- _Aim_
Filter the data below for the string "that" and copy each matching line.

══════════════════════════════

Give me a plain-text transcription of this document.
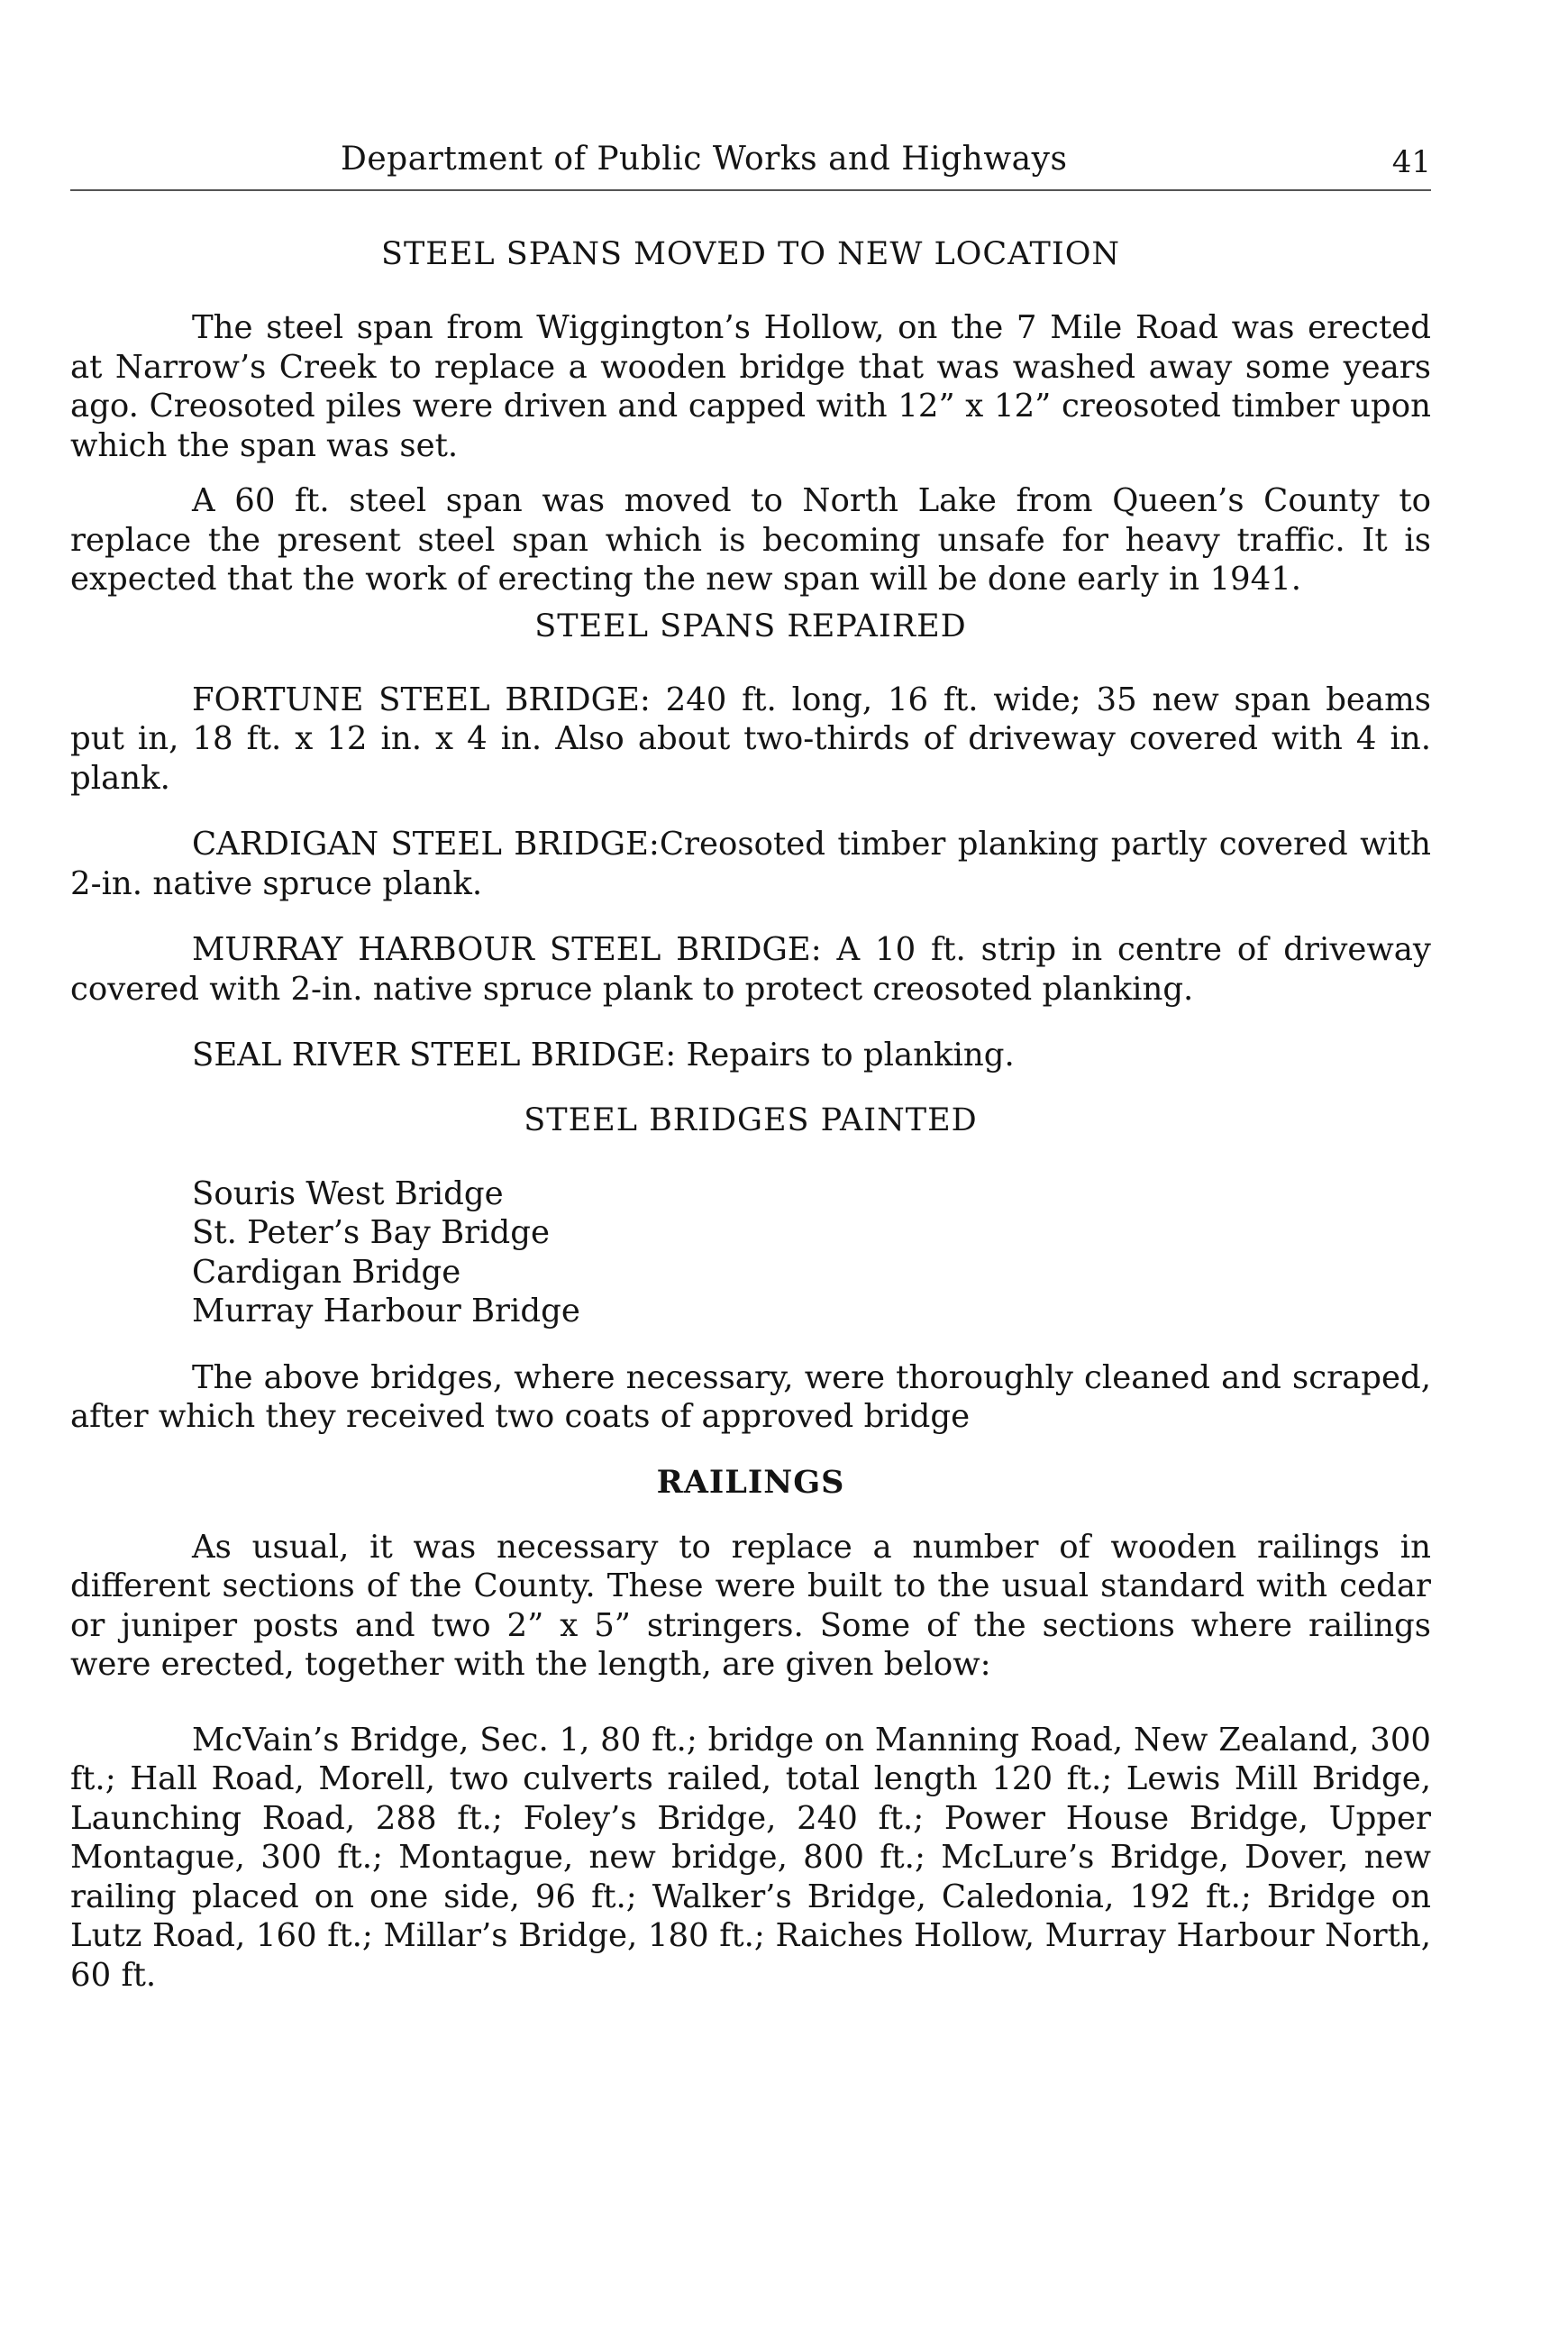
Department of Public Works and Highways	41
STEEL SPANS MOVED TO NEW LOCATION

The steel span from Wiggington’s Hollow, on the 7 Mile Road was erected at Narrow’s Creek to replace a wooden bridge that was washed away some years ago. Creosoted piles were driven and capped with 12” x 12” creosoted timber upon which the span was set.

A 60 ft. steel span was moved to North Lake from Queen’s County to replace the present steel span which is becoming unsafe for heavy traffic. It is expected that the work of erecting the new span will be done early in 1941.

STEEL SPANS REPAIRED

FORTUNE STEEL BRIDGE: 240 ft. long, 16 ft. wide; 35 new span beams put in, 18 ft. x 12 in. x 4 in. Also about two-thirds of driveway covered with 4 in. plank.

CARDIGAN STEEL BRIDGE:Creosoted timber planking partly covered with 2-in. native spruce plank.

MURRAY HARBOUR STEEL BRIDGE: A 10 ft. strip in centre of driveway covered with 2-in. native spruce plank to protect creosoted planking.

SEAL RIVER STEEL BRIDGE: Repairs to planking.

STEEL BRIDGES PAINTED
Souris West Bridge
St. Peter’s Bay Bridge
Cardigan Bridge
Murray Harbour Bridge

The above bridges, where necessary, were thoroughly cleaned and scraped, after which they received two coats of approved bridge

RAILINGS

As usual, it was necessary to replace a number of wooden railings in different sections of the County. These were built to the usual standard with cedar or juniper posts and two 2” x 5” stringers. Some of the sections where railings were erected, together with the length, are given below:

McVain’s Bridge, Sec. 1, 80 ft.; bridge on Manning Road, New Zealand, 300 ft.; Hall Road, Morell, two culverts railed, total length 120 ft.; Lewis Mill Bridge, Launching Road, 288 ft.; Foley’s Bridge, 240 ft.; Power House Bridge, Upper Montague, 300 ft.; Montague, new bridge, 800 ft.; McLure’s Bridge, Dover, new railing placed on one side, 96 ft.; Walker’s Bridge, Caledonia, 192 ft.; Bridge on Lutz Road, 160 ft.; Millar’s Bridge, 180 ft.; Raiches Hollow, Murray Harbour North, 60 ft.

══════════════════════════════

- _Exercise response_
The steel span from Wiggington’s Hollow, on the 7 Mile Road was erected at Narrow’s Creek to replace a wooden bridge that was washed away some years ago. Creosoted piles were driven and capped with 12” x 12” creosoted timber upon which the span was set.
A 60 ft. steel span was moved to North Lake from Queen’s County to replace the present steel span which is becoming unsafe for heavy traffic. It is expected that the work of erecting the new span will be done early in 1941.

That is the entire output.